[Written instruction] Scan the material and copy every line in which "alaspäin" appears.

[Supplied data]
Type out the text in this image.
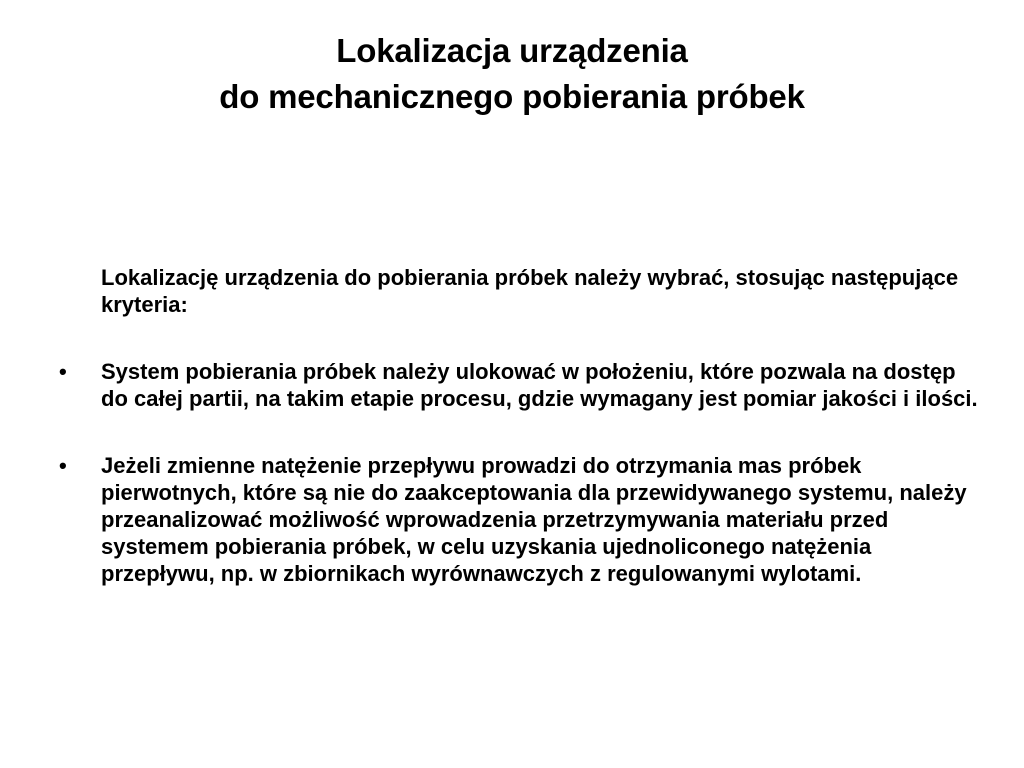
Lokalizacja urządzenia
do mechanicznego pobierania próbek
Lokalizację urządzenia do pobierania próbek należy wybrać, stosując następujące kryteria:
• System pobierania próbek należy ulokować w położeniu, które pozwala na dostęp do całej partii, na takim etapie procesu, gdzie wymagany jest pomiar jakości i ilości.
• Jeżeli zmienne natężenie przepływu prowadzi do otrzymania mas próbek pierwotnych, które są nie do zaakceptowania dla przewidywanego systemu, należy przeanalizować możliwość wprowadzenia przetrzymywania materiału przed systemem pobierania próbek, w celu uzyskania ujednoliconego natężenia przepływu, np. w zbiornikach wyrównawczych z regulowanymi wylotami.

==

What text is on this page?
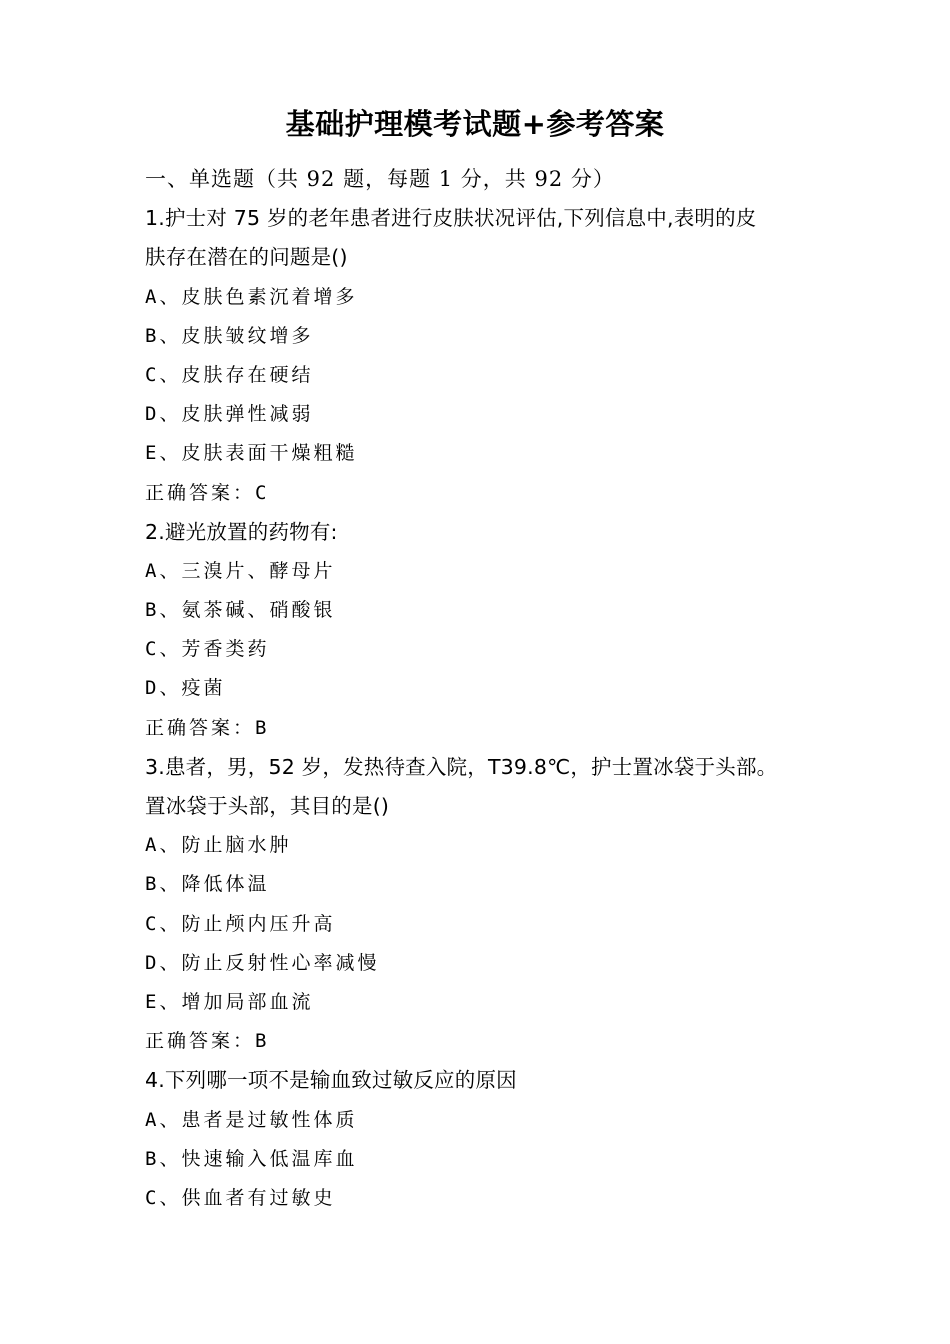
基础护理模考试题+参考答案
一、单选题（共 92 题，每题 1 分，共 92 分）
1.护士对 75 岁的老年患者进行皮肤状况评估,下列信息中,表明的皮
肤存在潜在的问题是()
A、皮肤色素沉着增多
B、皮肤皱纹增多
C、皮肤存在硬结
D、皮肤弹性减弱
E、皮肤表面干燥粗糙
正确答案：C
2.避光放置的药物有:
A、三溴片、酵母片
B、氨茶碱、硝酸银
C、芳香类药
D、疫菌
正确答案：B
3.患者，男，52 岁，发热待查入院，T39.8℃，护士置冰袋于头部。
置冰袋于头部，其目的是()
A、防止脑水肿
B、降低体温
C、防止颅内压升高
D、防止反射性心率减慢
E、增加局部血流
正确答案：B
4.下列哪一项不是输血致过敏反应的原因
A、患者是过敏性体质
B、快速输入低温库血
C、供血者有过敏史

---

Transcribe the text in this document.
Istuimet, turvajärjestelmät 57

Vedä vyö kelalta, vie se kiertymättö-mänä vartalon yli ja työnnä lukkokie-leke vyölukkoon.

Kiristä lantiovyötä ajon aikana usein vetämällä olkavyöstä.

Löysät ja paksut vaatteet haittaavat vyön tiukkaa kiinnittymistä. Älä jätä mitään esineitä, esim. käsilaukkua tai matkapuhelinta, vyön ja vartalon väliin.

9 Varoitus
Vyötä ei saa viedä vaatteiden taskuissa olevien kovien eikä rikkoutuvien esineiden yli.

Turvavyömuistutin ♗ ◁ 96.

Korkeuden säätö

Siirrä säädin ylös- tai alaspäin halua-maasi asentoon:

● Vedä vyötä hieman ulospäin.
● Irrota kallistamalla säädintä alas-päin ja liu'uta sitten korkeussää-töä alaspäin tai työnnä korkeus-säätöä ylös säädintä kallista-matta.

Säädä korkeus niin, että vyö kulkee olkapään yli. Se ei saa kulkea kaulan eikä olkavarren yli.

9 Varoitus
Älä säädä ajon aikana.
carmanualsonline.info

[The answer]
Siirrä säädin ylös- tai alaspäin halua-maasi asentoon:
● Irrota kallistamalla säädintä alas-päin ja liu'uta sitten korkeussää-töä alaspäin tai työnnä korkeus-säätöä ylös säädintä kallista-matta.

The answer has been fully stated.